◆ REQUEST
Write the data below out exactly as it stands. Do not include the pictures.

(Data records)
------------------------------------------------
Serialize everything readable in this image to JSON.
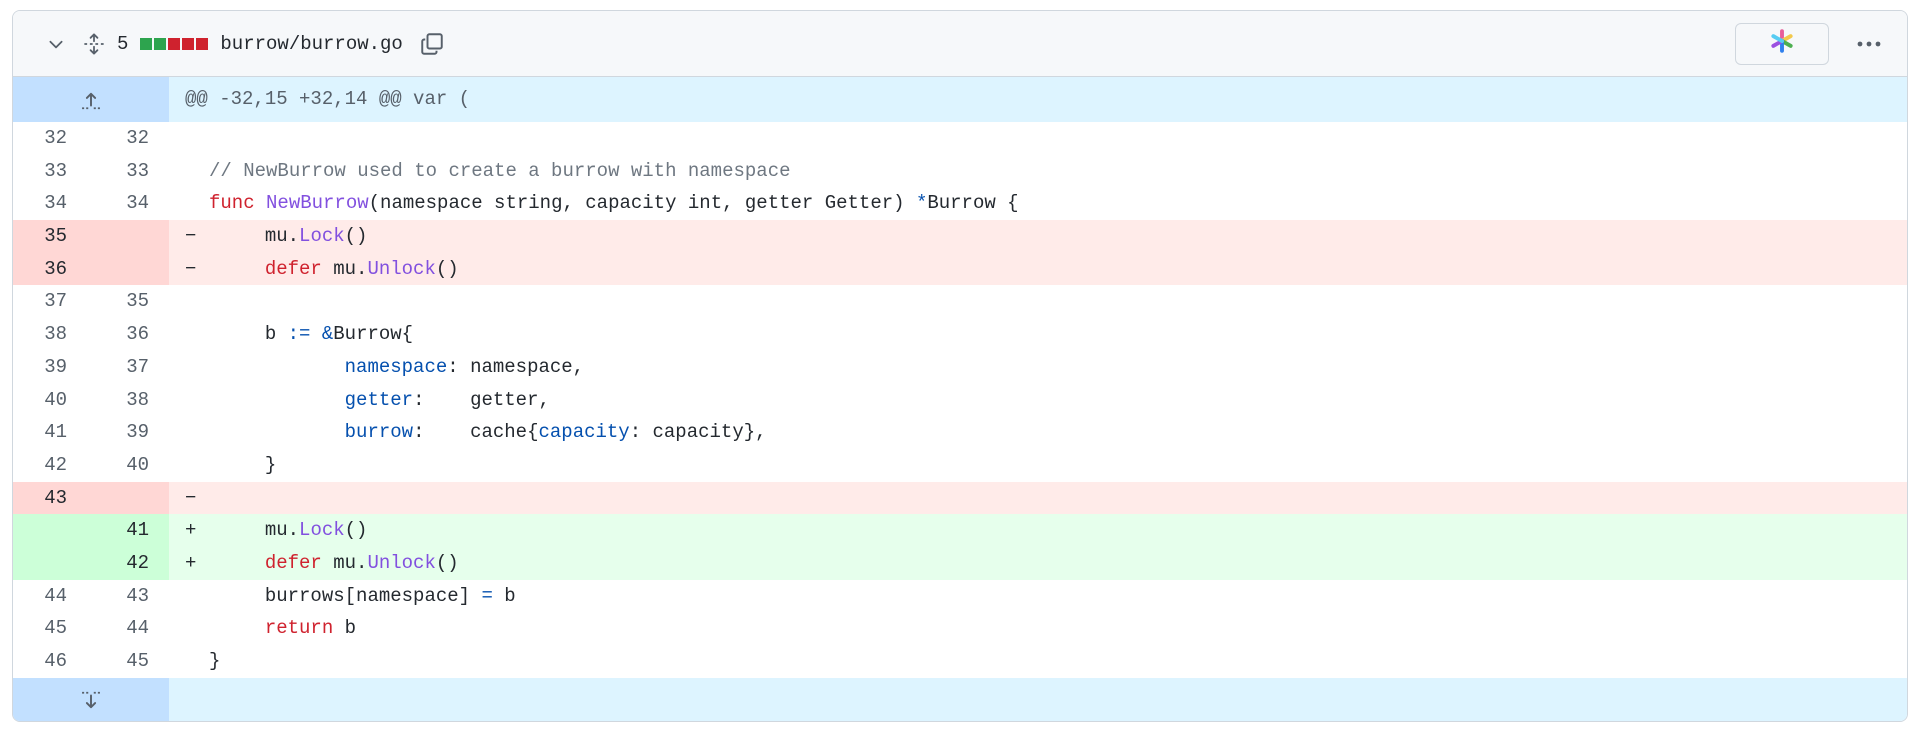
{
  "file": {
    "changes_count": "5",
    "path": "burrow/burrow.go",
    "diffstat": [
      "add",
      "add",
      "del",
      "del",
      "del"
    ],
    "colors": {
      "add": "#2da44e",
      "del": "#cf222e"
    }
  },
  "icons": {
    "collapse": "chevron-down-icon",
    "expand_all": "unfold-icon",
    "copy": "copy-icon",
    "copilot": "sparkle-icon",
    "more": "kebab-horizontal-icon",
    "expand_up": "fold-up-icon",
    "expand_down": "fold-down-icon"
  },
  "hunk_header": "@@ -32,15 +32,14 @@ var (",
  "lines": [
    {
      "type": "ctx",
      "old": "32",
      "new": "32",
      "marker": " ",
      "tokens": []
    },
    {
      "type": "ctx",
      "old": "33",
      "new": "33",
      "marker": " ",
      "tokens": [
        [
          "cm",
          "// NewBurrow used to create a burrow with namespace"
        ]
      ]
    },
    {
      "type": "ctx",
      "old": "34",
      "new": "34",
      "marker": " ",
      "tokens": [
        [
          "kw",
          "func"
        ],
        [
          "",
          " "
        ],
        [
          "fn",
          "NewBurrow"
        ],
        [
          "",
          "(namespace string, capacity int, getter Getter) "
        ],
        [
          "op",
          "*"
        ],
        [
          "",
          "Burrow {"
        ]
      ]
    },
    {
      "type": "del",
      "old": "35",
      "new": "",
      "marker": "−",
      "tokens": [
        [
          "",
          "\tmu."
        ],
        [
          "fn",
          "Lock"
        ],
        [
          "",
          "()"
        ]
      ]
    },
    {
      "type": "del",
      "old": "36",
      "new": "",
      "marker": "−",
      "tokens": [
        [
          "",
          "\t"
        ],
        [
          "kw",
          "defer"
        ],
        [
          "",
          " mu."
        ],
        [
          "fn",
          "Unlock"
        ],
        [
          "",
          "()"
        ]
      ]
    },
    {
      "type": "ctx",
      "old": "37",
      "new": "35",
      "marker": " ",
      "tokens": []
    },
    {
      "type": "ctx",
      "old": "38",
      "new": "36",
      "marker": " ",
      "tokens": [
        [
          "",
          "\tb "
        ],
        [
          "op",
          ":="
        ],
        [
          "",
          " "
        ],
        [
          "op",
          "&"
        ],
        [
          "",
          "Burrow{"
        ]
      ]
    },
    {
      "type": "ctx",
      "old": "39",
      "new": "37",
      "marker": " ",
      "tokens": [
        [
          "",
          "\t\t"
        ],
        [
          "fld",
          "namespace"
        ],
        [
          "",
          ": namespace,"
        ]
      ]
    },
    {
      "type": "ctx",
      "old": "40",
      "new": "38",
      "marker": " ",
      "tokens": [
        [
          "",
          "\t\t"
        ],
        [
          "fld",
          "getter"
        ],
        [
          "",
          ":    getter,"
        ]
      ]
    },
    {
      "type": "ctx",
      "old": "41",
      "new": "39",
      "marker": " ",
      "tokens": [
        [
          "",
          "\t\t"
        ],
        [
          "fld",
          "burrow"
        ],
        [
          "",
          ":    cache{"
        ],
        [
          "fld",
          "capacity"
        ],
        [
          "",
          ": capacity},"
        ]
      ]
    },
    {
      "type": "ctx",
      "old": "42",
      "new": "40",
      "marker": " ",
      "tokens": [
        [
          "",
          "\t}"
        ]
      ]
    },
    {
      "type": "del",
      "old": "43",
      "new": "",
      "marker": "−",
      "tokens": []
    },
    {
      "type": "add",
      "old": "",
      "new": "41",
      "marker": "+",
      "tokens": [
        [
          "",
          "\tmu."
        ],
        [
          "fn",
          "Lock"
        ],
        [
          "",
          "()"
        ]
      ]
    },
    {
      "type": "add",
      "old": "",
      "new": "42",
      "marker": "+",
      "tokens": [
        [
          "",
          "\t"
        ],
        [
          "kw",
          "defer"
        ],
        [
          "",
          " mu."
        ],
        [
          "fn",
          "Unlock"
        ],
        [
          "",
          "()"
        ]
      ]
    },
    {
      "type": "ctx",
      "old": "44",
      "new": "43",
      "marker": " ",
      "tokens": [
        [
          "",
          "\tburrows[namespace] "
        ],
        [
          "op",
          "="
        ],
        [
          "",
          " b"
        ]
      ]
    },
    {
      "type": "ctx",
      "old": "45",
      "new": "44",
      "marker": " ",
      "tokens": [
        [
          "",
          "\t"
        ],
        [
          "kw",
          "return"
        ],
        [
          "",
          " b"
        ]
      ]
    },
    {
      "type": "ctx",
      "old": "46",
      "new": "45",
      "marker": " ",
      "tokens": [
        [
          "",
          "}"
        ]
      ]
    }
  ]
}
------------------------------------------------
◆ RESPONSE
Serialize everything readable in this image to JSON.
{
  "file": {
    "changes_count": "5",
    "path": "burrow/burrow.go",
    "diffstat": [
      "add",
      "add",
      "del",
      "del",
      "del"
    ],
    "colors": {
      "add": "#2da44e",
      "del": "#cf222e"
    }
  },
  "icons": {
    "collapse": "chevron-down-icon",
    "expand_all": "unfold-icon",
    "copy": "copy-icon",
    "copilot": "sparkle-icon",
    "more": "kebab-horizontal-icon",
    "expand_up": "fold-up-icon",
    "expand_down": "fold-down-icon"
  },
  "hunk_header": "@@ -32,15 +32,14 @@ var (",
  "lines": [
    {
      "type": "ctx",
      "old": "32",
      "new": "32",
      "marker": " ",
      "tokens": []
    },
    {
      "type": "ctx",
      "old": "33",
      "new": "33",
      "marker": " ",
      "tokens": [
        [
          "cm",
          "// NewBurrow used to create a burrow with namespace"
        ]
      ]
    },
    {
      "type": "ctx",
      "old": "34",
      "new": "34",
      "marker": " ",
      "tokens": [
        [
          "kw",
          "func"
        ],
        [
          "",
          " "
        ],
        [
          "fn",
          "NewBurrow"
        ],
        [
          "",
          "(namespace string, capacity int, getter Getter) "
        ],
        [
          "op",
          "*"
        ],
        [
          "",
          "Burrow {"
        ]
      ]
    },
    {
      "type": "del",
      "old": "35",
      "new": "",
      "marker": "−",
      "tokens": [
        [
          "",
          "\tmu."
        ],
        [
          "fn",
          "Lock"
        ],
        [
          "",
          "()"
        ]
      ]
    },
    {
      "type": "del",
      "old": "36",
      "new": "",
      "marker": "−",
      "tokens": [
        [
          "",
          "\t"
        ],
        [
          "kw",
          "defer"
        ],
        [
          "",
          " mu."
        ],
        [
          "fn",
          "Unlock"
        ],
        [
          "",
          "()"
        ]
      ]
    },
    {
      "type": "ctx",
      "old": "37",
      "new": "35",
      "marker": " ",
      "tokens": []
    },
    {
      "type": "ctx",
      "old": "38",
      "new": "36",
      "marker": " ",
      "tokens": [
        [
          "",
          "\tb "
        ],
        [
          "op",
          ":="
        ],
        [
          "",
          " "
        ],
        [
          "op",
          "&"
        ],
        [
          "",
          "Burrow{"
        ]
      ]
    },
    {
      "type": "ctx",
      "old": "39",
      "new": "37",
      "marker": " ",
      "tokens": [
        [
          "",
          "\t\t"
        ],
        [
          "fld",
          "namespace"
        ],
        [
          "",
          ": namespace,"
        ]
      ]
    },
    {
      "type": "ctx",
      "old": "40",
      "new": "38",
      "marker": " ",
      "tokens": [
        [
          "",
          "\t\t"
        ],
        [
          "fld",
          "getter"
        ],
        [
          "",
          ":    getter,"
        ]
      ]
    },
    {
      "type": "ctx",
      "old": "41",
      "new": "39",
      "marker": " ",
      "tokens": [
        [
          "",
          "\t\t"
        ],
        [
          "fld",
          "burrow"
        ],
        [
          "",
          ":    cache{"
        ],
        [
          "fld",
          "capacity"
        ],
        [
          "",
          ": capacity},"
        ]
      ]
    },
    {
      "type": "ctx",
      "old": "42",
      "new": "40",
      "marker": " ",
      "tokens": [
        [
          "",
          "\t}"
        ]
      ]
    },
    {
      "type": "del",
      "old": "43",
      "new": "",
      "marker": "−",
      "tokens": []
    },
    {
      "type": "add",
      "old": "",
      "new": "41",
      "marker": "+",
      "tokens": [
        [
          "",
          "\tmu."
        ],
        [
          "fn",
          "Lock"
        ],
        [
          "",
          "()"
        ]
      ]
    },
    {
      "type": "add",
      "old": "",
      "new": "42",
      "marker": "+",
      "tokens": [
        [
          "",
          "\t"
        ],
        [
          "kw",
          "defer"
        ],
        [
          "",
          " mu."
        ],
        [
          "fn",
          "Unlock"
        ],
        [
          "",
          "()"
        ]
      ]
    },
    {
      "type": "ctx",
      "old": "44",
      "new": "43",
      "marker": " ",
      "tokens": [
        [
          "",
          "\tburrows[namespace] "
        ],
        [
          "op",
          "="
        ],
        [
          "",
          " b"
        ]
      ]
    },
    {
      "type": "ctx",
      "old": "45",
      "new": "44",
      "marker": " ",
      "tokens": [
        [
          "",
          "\t"
        ],
        [
          "kw",
          "return"
        ],
        [
          "",
          " b"
        ]
      ]
    },
    {
      "type": "ctx",
      "old": "46",
      "new": "45",
      "marker": " ",
      "tokens": [
        [
          "",
          "}"
        ]
      ]
    }
  ]
}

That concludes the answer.